> MATERIAL FOR THIS EXERCISE
<<<<
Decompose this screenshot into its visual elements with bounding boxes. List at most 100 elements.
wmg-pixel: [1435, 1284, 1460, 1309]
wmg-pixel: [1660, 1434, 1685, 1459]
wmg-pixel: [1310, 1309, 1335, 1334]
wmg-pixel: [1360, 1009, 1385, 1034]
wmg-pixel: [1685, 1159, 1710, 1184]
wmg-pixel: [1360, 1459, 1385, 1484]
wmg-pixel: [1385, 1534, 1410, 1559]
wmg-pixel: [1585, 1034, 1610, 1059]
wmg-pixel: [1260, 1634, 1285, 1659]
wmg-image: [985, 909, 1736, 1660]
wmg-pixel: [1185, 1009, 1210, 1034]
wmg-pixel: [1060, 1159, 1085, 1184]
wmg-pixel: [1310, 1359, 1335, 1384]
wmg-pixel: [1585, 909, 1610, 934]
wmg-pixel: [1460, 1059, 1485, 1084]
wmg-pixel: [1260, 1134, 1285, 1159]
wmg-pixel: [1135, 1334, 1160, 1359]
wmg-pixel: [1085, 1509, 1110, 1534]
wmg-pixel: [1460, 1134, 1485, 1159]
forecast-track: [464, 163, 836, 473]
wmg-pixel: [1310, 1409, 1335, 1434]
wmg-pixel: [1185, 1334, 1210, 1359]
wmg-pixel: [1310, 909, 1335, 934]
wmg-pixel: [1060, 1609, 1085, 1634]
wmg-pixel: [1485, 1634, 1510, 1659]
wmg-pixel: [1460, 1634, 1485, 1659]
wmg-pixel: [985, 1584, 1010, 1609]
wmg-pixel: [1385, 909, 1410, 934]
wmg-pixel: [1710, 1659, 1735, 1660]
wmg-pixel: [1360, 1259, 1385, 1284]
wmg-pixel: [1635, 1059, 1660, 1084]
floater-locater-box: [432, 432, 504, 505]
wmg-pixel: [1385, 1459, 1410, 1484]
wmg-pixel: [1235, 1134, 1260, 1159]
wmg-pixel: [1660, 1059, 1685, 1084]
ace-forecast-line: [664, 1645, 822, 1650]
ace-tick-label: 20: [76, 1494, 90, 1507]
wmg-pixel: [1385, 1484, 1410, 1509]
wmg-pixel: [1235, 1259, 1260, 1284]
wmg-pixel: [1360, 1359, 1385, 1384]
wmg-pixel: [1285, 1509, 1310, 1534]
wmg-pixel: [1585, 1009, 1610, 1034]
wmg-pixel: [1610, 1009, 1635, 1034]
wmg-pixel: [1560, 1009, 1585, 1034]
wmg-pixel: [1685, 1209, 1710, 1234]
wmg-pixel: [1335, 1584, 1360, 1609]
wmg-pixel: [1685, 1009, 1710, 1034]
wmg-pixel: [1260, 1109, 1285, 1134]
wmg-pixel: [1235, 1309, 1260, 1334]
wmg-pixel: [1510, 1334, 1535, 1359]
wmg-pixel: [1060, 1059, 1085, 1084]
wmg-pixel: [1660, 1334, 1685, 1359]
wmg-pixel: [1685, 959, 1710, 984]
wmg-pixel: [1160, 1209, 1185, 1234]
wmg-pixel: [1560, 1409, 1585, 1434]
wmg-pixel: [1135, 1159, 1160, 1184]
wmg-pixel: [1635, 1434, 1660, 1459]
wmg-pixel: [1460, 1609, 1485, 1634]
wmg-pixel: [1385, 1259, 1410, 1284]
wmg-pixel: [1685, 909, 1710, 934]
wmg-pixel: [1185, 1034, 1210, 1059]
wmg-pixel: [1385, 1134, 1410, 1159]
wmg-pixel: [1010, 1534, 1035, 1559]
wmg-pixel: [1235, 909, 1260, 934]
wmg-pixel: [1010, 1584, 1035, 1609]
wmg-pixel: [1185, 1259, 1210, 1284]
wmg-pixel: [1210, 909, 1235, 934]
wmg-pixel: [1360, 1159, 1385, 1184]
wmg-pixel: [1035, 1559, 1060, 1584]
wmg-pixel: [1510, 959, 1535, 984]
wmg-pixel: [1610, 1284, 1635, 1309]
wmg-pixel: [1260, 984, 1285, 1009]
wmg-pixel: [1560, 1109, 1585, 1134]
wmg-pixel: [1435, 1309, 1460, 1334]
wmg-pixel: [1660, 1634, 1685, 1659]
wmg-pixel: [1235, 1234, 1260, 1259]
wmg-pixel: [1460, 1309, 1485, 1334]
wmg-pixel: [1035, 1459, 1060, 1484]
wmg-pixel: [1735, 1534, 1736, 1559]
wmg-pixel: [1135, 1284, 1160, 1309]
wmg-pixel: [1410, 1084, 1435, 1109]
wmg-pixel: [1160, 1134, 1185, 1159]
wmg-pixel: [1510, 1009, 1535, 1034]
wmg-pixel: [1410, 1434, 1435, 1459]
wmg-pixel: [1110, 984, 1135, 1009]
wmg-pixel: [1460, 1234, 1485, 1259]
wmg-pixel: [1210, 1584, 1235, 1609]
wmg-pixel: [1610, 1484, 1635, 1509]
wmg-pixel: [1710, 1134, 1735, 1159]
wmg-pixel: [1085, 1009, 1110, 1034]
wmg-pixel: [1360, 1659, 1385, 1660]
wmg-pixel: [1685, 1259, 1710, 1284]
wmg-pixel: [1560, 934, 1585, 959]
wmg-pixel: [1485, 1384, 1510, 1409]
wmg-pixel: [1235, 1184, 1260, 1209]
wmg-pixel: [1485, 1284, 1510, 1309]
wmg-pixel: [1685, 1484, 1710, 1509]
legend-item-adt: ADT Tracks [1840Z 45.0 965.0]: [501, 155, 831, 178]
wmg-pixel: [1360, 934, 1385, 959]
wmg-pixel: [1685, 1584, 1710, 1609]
>>>>
> TASK OBJECTIVE
Give back every line of the data above word for word, with nothing added, dropped, or changed.

> THE OUTPUT
Decompose this screenshot into its visual elements with bounding boxes. List at most 100 elements.
wmg-pixel: [1435, 1284, 1460, 1309]
wmg-pixel: [1660, 1434, 1685, 1459]
wmg-pixel: [1310, 1309, 1335, 1334]
wmg-pixel: [1360, 1009, 1385, 1034]
wmg-pixel: [1685, 1159, 1710, 1184]
wmg-pixel: [1360, 1459, 1385, 1484]
wmg-pixel: [1385, 1534, 1410, 1559]
wmg-pixel: [1585, 1034, 1610, 1059]
wmg-pixel: [1260, 1634, 1285, 1659]
wmg-image: [985, 909, 1736, 1660]
wmg-pixel: [1185, 1009, 1210, 1034]
wmg-pixel: [1060, 1159, 1085, 1184]
wmg-pixel: [1310, 1359, 1335, 1384]
wmg-pixel: [1585, 909, 1610, 934]
wmg-pixel: [1460, 1059, 1485, 1084]
wmg-pixel: [1260, 1134, 1285, 1159]
wmg-pixel: [1135, 1334, 1160, 1359]
wmg-pixel: [1085, 1509, 1110, 1534]
wmg-pixel: [1460, 1134, 1485, 1159]
forecast-track: [464, 163, 836, 473]
wmg-pixel: [1310, 1409, 1335, 1434]
wmg-pixel: [1185, 1334, 1210, 1359]
wmg-pixel: [1310, 909, 1335, 934]
wmg-pixel: [1060, 1609, 1085, 1634]
wmg-pixel: [1485, 1634, 1510, 1659]
wmg-pixel: [1460, 1634, 1485, 1659]
wmg-pixel: [985, 1584, 1010, 1609]
wmg-pixel: [1385, 909, 1410, 934]
wmg-pixel: [1710, 1659, 1735, 1660]
wmg-pixel: [1360, 1259, 1385, 1284]
wmg-pixel: [1635, 1059, 1660, 1084]
floater-locater-box: [432, 432, 504, 505]
wmg-pixel: [1385, 1459, 1410, 1484]
wmg-pixel: [1235, 1134, 1260, 1159]
wmg-pixel: [1660, 1059, 1685, 1084]
ace-forecast-line: [664, 1645, 822, 1650]
ace-tick-label: 20: [76, 1494, 90, 1507]
wmg-pixel: [1385, 1484, 1410, 1509]
wmg-pixel: [1235, 1259, 1260, 1284]
wmg-pixel: [1360, 1359, 1385, 1384]
wmg-pixel: [1285, 1509, 1310, 1534]
wmg-pixel: [1585, 1009, 1610, 1034]
wmg-pixel: [1610, 1009, 1635, 1034]
wmg-pixel: [1560, 1009, 1585, 1034]
wmg-pixel: [1685, 1209, 1710, 1234]
wmg-pixel: [1335, 1584, 1360, 1609]
wmg-pixel: [1685, 1009, 1710, 1034]
wmg-pixel: [1260, 1109, 1285, 1134]
wmg-pixel: [1235, 1309, 1260, 1334]
wmg-pixel: [1510, 1334, 1535, 1359]
wmg-pixel: [1060, 1059, 1085, 1084]
wmg-pixel: [1660, 1334, 1685, 1359]
wmg-pixel: [1685, 959, 1710, 984]
wmg-pixel: [1160, 1209, 1185, 1234]
wmg-pixel: [1560, 1409, 1585, 1434]
wmg-pixel: [1135, 1159, 1160, 1184]
wmg-pixel: [1635, 1434, 1660, 1459]
wmg-pixel: [1460, 1609, 1485, 1634]
wmg-pixel: [1385, 1259, 1410, 1284]
wmg-pixel: [1685, 909, 1710, 934]
wmg-pixel: [1185, 1034, 1210, 1059]
wmg-pixel: [1385, 1134, 1410, 1159]
wmg-pixel: [1010, 1534, 1035, 1559]
wmg-pixel: [1235, 909, 1260, 934]
wmg-pixel: [1010, 1584, 1035, 1609]
wmg-pixel: [1185, 1259, 1210, 1284]
wmg-pixel: [1210, 909, 1235, 934]
wmg-pixel: [1360, 1159, 1385, 1184]
wmg-pixel: [1035, 1559, 1060, 1584]
wmg-pixel: [1510, 959, 1535, 984]
wmg-pixel: [1610, 1284, 1635, 1309]
wmg-pixel: [1260, 984, 1285, 1009]
wmg-pixel: [1560, 1109, 1585, 1134]
wmg-pixel: [1435, 1309, 1460, 1334]
wmg-pixel: [1660, 1634, 1685, 1659]
wmg-pixel: [1235, 1234, 1260, 1259]
wmg-pixel: [1460, 1309, 1485, 1334]
wmg-pixel: [1035, 1459, 1060, 1484]
wmg-pixel: [1735, 1534, 1736, 1559]
wmg-pixel: [1135, 1284, 1160, 1309]
wmg-pixel: [1410, 1084, 1435, 1109]
wmg-pixel: [1160, 1134, 1185, 1159]
wmg-pixel: [1510, 1009, 1535, 1034]
wmg-pixel: [1410, 1434, 1435, 1459]
wmg-pixel: [1110, 984, 1135, 1009]
wmg-pixel: [1460, 1234, 1485, 1259]
wmg-pixel: [1210, 1584, 1235, 1609]
wmg-pixel: [1610, 1484, 1635, 1509]
wmg-pixel: [1710, 1134, 1735, 1159]
wmg-pixel: [1085, 1009, 1110, 1034]
wmg-pixel: [1360, 1659, 1385, 1660]
wmg-pixel: [1685, 1259, 1710, 1284]
wmg-pixel: [1560, 934, 1585, 959]
wmg-pixel: [1485, 1384, 1510, 1409]
wmg-pixel: [1235, 1184, 1260, 1209]
wmg-pixel: [1485, 1284, 1510, 1309]
wmg-pixel: [1685, 1484, 1710, 1509]
legend-item-adt: ADT Tracks [1840Z 45.0 965.0]: [501, 155, 831, 178]
wmg-pixel: [1360, 934, 1385, 959]
wmg-pixel: [1685, 1584, 1710, 1609]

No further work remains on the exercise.